**** Extracted records

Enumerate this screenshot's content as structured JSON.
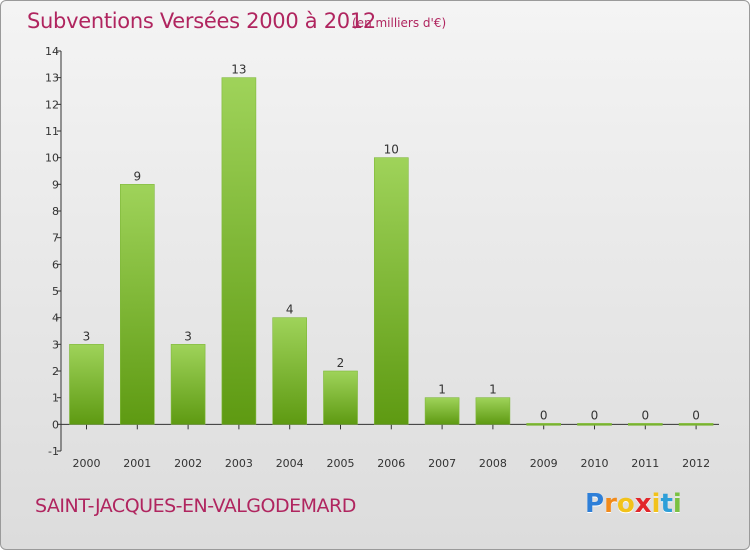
{
  "header": {
    "title": "Subventions Versées 2000 à 2012",
    "units": "(en milliers d'€)"
  },
  "footer": {
    "commune": "SAINT-JACQUES-EN-VALGODEMARD",
    "logo_letters": [
      "P",
      "r",
      "o",
      "x",
      "i",
      "t",
      "i"
    ],
    "logo_colors": [
      "#2e7fd8",
      "#f28a1a",
      "#f2c21a",
      "#e2262a",
      "#f2c21a",
      "#2e9fd8",
      "#7ac142"
    ]
  },
  "colors": {
    "bar_light": "#9fd35a",
    "bar_dark": "#5e9a12",
    "title": "#b0255f",
    "axis": "#333333"
  },
  "chart_data": {
    "type": "bar",
    "title": "Subventions Versées 2000 à 2012",
    "categories": [
      "2000",
      "2001",
      "2002",
      "2003",
      "2004",
      "2005",
      "2006",
      "2007",
      "2008",
      "2009",
      "2010",
      "2011",
      "2012"
    ],
    "values": [
      3,
      9,
      3,
      13,
      4,
      2,
      10,
      1,
      1,
      0,
      0,
      0,
      0
    ],
    "data_labels": [
      "3",
      "9",
      "3",
      "13",
      "4",
      "2",
      "10",
      "1",
      "1",
      "0",
      "0",
      "0",
      "0"
    ],
    "y_ticks": [
      "-1",
      "0",
      "1",
      "2",
      "3",
      "4",
      "5",
      "6",
      "7",
      "8",
      "9",
      "10",
      "11",
      "12",
      "13",
      "14"
    ],
    "ylim": [
      -1,
      14
    ],
    "xlabel": "",
    "ylabel": "",
    "grid": false
  }
}
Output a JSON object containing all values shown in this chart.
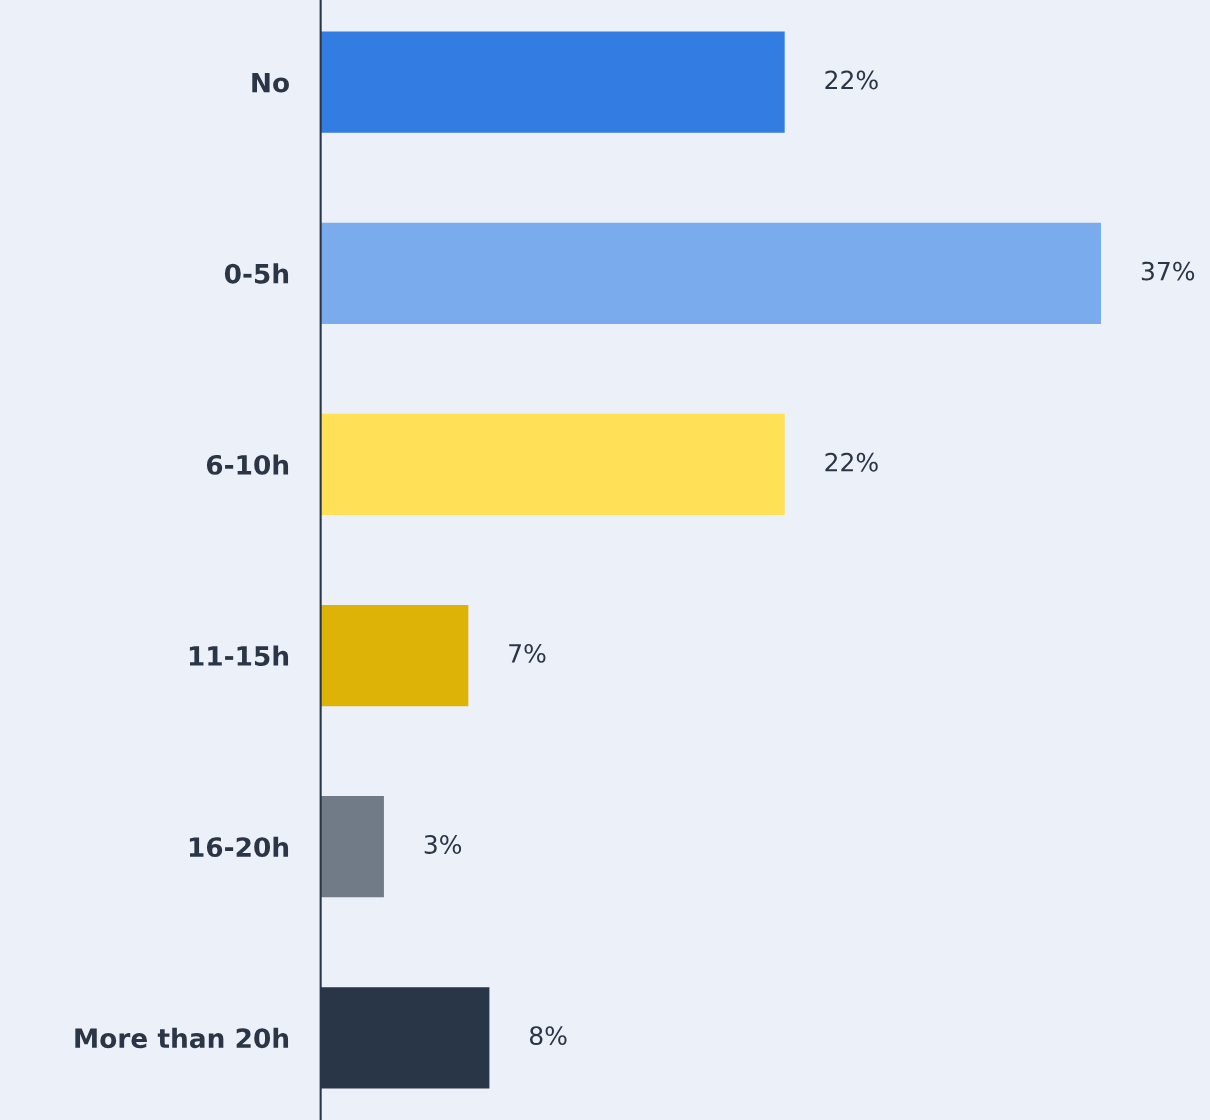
{
  "chart_data": {
    "type": "bar",
    "orientation": "horizontal",
    "categories": [
      "No",
      "0-5h",
      "6-10h",
      "11-15h",
      "16-20h",
      "More than 20h"
    ],
    "values": [
      22,
      37,
      22,
      7,
      3,
      8
    ],
    "value_labels": [
      "22%",
      "37%",
      "22%",
      "7%",
      "3%",
      "8%"
    ],
    "colors": [
      "#337ce2",
      "#7aabec",
      "#ffe056",
      "#dcb306",
      "#707b87",
      "#293647"
    ],
    "grid": false,
    "legend": false
  }
}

********

## Exercise description
Copy all lines from the data that hold the word "JSON".

## The reply
Enumerate this screenshot's content as structured JSON.
Output a JSON object containing all values shown in this chart.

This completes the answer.